◆ **Problem**
Look through the records below and collect all lines that hold the string "structured".

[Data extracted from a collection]
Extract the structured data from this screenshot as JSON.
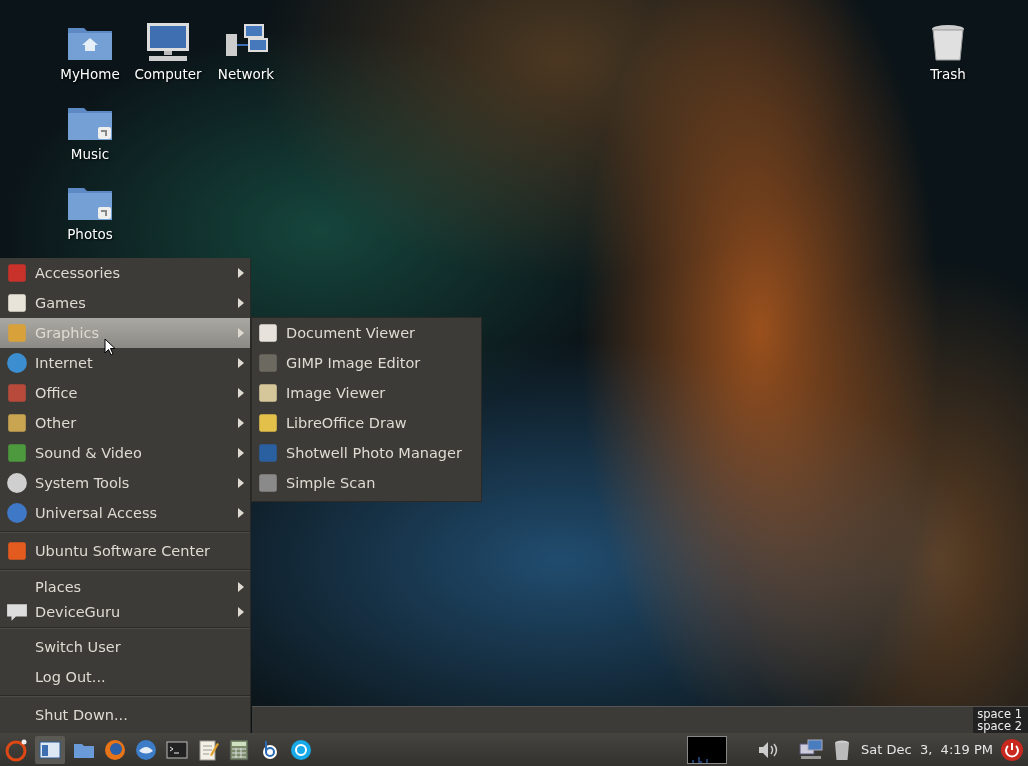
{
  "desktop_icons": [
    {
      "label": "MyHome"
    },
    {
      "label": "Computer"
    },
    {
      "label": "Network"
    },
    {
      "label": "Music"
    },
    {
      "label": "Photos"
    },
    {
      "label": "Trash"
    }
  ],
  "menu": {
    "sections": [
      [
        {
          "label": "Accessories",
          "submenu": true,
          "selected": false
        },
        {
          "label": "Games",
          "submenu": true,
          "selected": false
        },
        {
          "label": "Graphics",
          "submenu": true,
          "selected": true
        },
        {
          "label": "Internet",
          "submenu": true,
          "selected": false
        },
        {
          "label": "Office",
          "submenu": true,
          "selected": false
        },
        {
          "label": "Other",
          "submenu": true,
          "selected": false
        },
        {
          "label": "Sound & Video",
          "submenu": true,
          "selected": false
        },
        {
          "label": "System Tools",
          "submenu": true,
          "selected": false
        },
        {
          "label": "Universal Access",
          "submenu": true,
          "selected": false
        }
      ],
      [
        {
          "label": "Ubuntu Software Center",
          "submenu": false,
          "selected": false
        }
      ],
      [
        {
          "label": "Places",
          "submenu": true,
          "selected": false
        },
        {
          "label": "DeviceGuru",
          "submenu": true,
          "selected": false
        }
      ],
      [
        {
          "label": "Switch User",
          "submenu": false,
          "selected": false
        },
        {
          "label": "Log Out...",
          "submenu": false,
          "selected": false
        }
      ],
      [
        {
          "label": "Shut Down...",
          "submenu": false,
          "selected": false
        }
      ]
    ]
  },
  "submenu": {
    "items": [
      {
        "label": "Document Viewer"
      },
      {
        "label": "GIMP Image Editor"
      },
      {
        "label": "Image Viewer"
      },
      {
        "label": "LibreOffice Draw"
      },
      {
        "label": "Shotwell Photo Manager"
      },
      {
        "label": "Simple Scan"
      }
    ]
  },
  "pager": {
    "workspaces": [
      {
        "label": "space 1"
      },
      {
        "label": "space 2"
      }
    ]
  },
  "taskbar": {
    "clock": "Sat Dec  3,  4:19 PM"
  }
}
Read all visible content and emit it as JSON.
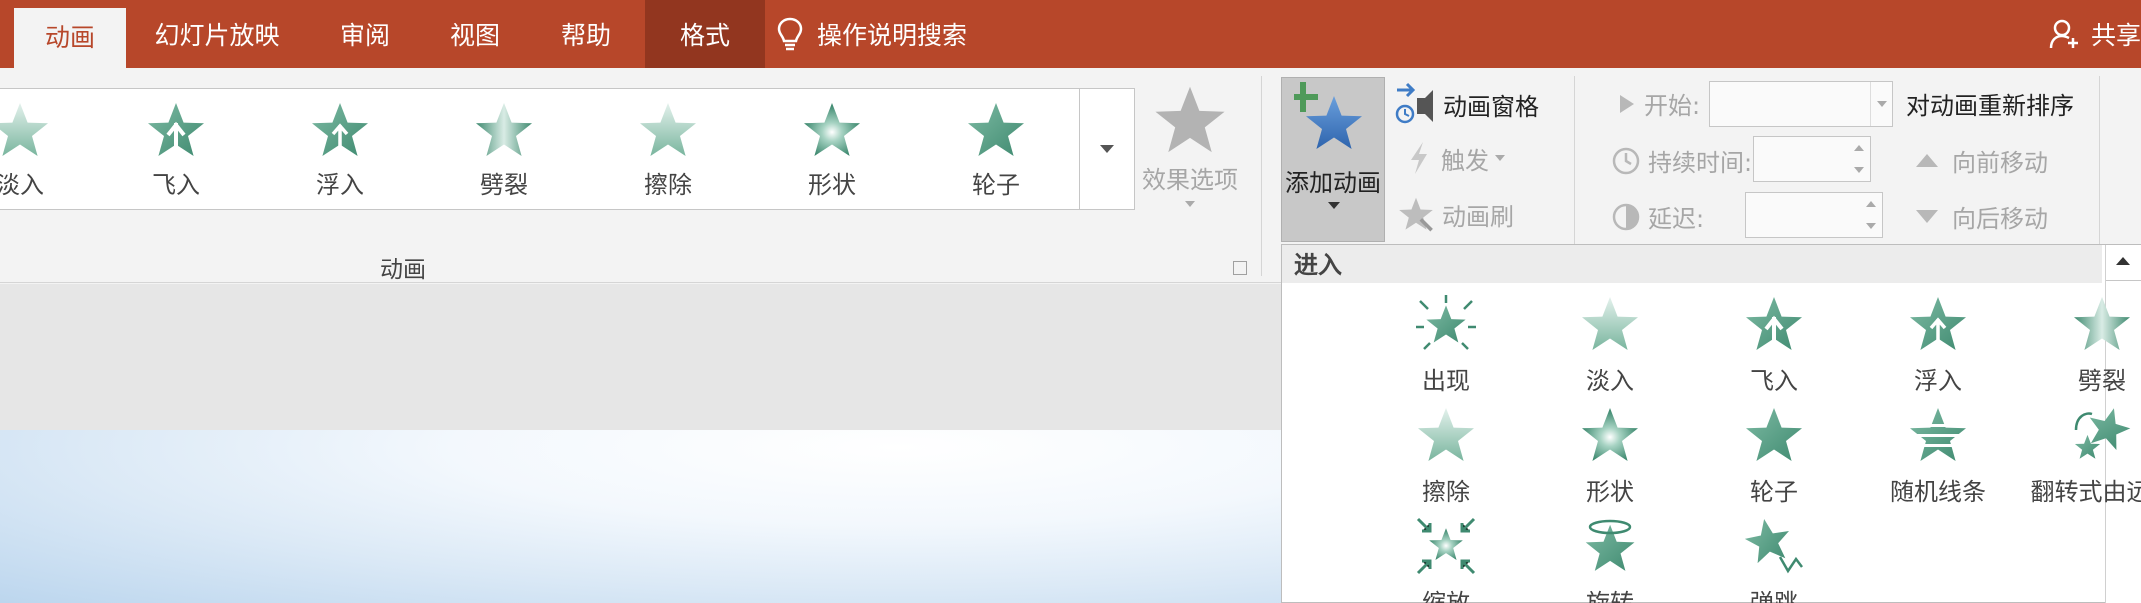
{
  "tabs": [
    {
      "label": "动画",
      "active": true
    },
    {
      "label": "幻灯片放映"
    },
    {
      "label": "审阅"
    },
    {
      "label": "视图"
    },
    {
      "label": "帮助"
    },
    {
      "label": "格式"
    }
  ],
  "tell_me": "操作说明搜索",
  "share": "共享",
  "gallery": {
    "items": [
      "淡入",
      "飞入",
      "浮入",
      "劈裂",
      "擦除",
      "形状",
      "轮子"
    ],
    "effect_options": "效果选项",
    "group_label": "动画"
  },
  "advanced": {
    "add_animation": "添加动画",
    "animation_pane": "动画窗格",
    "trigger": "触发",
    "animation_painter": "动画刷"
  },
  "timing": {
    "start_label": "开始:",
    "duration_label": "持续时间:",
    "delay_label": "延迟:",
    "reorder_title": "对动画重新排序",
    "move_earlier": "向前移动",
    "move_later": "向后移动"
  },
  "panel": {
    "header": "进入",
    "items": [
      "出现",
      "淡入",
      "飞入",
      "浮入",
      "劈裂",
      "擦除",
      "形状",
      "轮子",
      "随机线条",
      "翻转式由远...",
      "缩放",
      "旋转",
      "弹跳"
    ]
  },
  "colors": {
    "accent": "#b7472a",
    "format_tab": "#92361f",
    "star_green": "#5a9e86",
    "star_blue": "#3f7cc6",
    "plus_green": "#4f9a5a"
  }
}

---

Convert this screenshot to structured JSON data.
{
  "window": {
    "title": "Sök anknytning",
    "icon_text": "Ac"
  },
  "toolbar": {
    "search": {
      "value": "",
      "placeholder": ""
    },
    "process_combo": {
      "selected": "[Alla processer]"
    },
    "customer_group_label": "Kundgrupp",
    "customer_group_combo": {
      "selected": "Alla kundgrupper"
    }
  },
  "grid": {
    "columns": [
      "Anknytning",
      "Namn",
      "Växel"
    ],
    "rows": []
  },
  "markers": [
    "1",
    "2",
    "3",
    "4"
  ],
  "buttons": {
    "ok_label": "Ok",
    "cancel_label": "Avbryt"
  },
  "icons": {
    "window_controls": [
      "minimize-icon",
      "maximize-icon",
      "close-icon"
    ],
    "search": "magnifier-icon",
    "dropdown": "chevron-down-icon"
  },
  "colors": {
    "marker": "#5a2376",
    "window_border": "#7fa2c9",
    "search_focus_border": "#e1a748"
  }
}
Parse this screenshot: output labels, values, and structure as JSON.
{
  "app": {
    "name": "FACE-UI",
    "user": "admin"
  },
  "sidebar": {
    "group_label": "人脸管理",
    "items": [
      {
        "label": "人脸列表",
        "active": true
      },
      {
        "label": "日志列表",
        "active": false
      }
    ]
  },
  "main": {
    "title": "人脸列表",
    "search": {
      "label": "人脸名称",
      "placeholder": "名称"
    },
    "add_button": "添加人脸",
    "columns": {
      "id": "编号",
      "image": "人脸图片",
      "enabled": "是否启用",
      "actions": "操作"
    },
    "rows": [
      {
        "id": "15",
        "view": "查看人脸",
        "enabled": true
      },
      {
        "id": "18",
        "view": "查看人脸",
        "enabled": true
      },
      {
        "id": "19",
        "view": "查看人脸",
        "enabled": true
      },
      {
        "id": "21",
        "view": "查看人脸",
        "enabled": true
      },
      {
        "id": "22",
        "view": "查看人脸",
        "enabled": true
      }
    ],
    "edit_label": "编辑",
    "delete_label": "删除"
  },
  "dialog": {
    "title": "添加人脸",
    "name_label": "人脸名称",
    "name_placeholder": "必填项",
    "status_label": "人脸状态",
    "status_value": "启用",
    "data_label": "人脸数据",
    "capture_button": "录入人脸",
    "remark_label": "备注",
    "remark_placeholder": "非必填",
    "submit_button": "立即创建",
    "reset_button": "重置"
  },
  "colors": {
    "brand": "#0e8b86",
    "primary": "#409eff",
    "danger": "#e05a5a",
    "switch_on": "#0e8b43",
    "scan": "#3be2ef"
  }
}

◆ **Result of this exercise**
Extract the structured data from this screenshot as JSON.
Convert this screenshot to structured JSON data.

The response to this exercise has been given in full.